__EXERCISE REQUIREMENTS__
Give the data below again exactly as it stands. Omit the pictures.

········

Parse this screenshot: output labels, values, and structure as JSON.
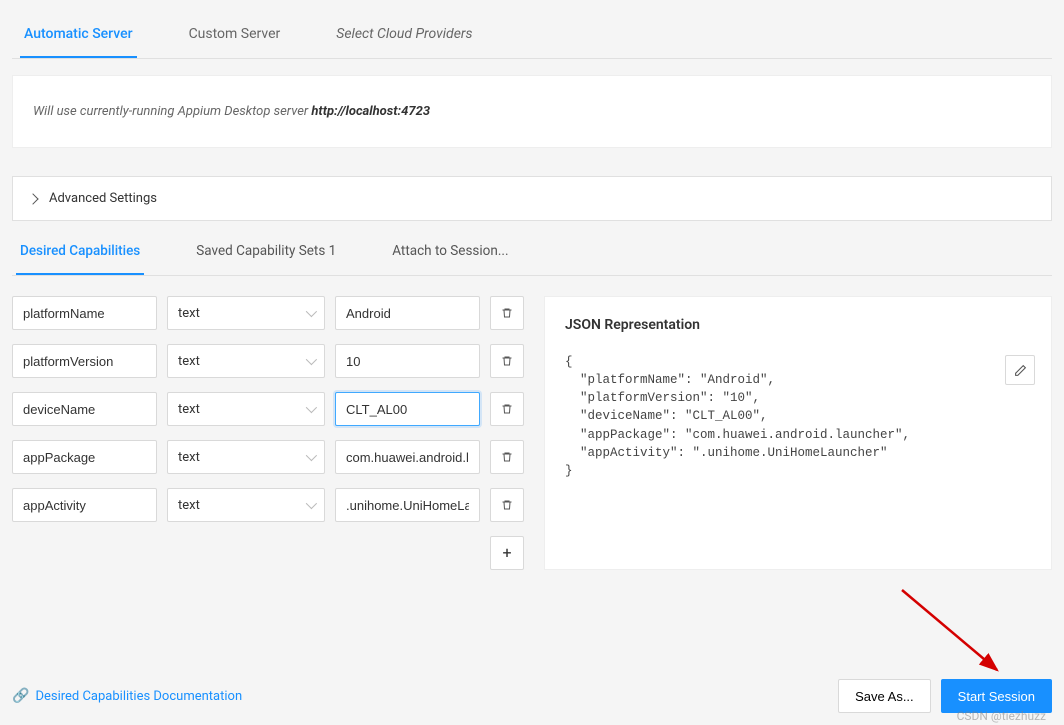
{
  "tabs": {
    "automatic": "Automatic Server",
    "custom": "Custom Server",
    "cloud": "Select Cloud Providers"
  },
  "info": {
    "prefix": "Will use currently-running Appium Desktop server ",
    "server_url": "http://localhost:4723"
  },
  "advanced_settings_label": "Advanced Settings",
  "sub_tabs": {
    "desired": "Desired Capabilities",
    "saved": "Saved Capability Sets 1",
    "attach": "Attach to Session..."
  },
  "type_option": "text",
  "caps": [
    {
      "name": "platformName",
      "value": "Android",
      "focused": false
    },
    {
      "name": "platformVersion",
      "value": "10",
      "focused": false
    },
    {
      "name": "deviceName",
      "value": "CLT_AL00",
      "focused": true
    },
    {
      "name": "appPackage",
      "value": "com.huawei.android.launcher",
      "focused": false,
      "display_value": "com.huawei.android.lau"
    },
    {
      "name": "appActivity",
      "value": ".unihome.UniHomeLauncher",
      "focused": false,
      "display_value": ".unihome.UniHomeLau"
    }
  ],
  "json_panel": {
    "title": "JSON Representation",
    "body": "{\n  \"platformName\": \"Android\",\n  \"platformVersion\": \"10\",\n  \"deviceName\": \"CLT_AL00\",\n  \"appPackage\": \"com.huawei.android.launcher\",\n  \"appActivity\": \".unihome.UniHomeLauncher\"\n}"
  },
  "footer": {
    "doc_link": "Desired Capabilities Documentation",
    "save_as": "Save As...",
    "start_session": "Start Session"
  },
  "watermark": "CSDN @tiezhuzz"
}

········

__PROBLEM SOLUTION__
Parse this screenshot: output labels, values, and structure as JSON.
{
  "tabs": {
    "automatic": "Automatic Server",
    "custom": "Custom Server",
    "cloud": "Select Cloud Providers"
  },
  "info": {
    "prefix": "Will use currently-running Appium Desktop server ",
    "server_url": "http://localhost:4723"
  },
  "advanced_settings_label": "Advanced Settings",
  "sub_tabs": {
    "desired": "Desired Capabilities",
    "saved": "Saved Capability Sets 1",
    "attach": "Attach to Session..."
  },
  "type_option": "text",
  "caps": [
    {
      "name": "platformName",
      "value": "Android",
      "focused": false
    },
    {
      "name": "platformVersion",
      "value": "10",
      "focused": false
    },
    {
      "name": "deviceName",
      "value": "CLT_AL00",
      "focused": true
    },
    {
      "name": "appPackage",
      "value": "com.huawei.android.launcher",
      "focused": false,
      "display_value": "com.huawei.android.lau"
    },
    {
      "name": "appActivity",
      "value": ".unihome.UniHomeLauncher",
      "focused": false,
      "display_value": ".unihome.UniHomeLau"
    }
  ],
  "json_panel": {
    "title": "JSON Representation",
    "body": "{\n  \"platformName\": \"Android\",\n  \"platformVersion\": \"10\",\n  \"deviceName\": \"CLT_AL00\",\n  \"appPackage\": \"com.huawei.android.launcher\",\n  \"appActivity\": \".unihome.UniHomeLauncher\"\n}"
  },
  "footer": {
    "doc_link": "Desired Capabilities Documentation",
    "save_as": "Save As...",
    "start_session": "Start Session"
  },
  "watermark": "CSDN @tiezhuzz"
}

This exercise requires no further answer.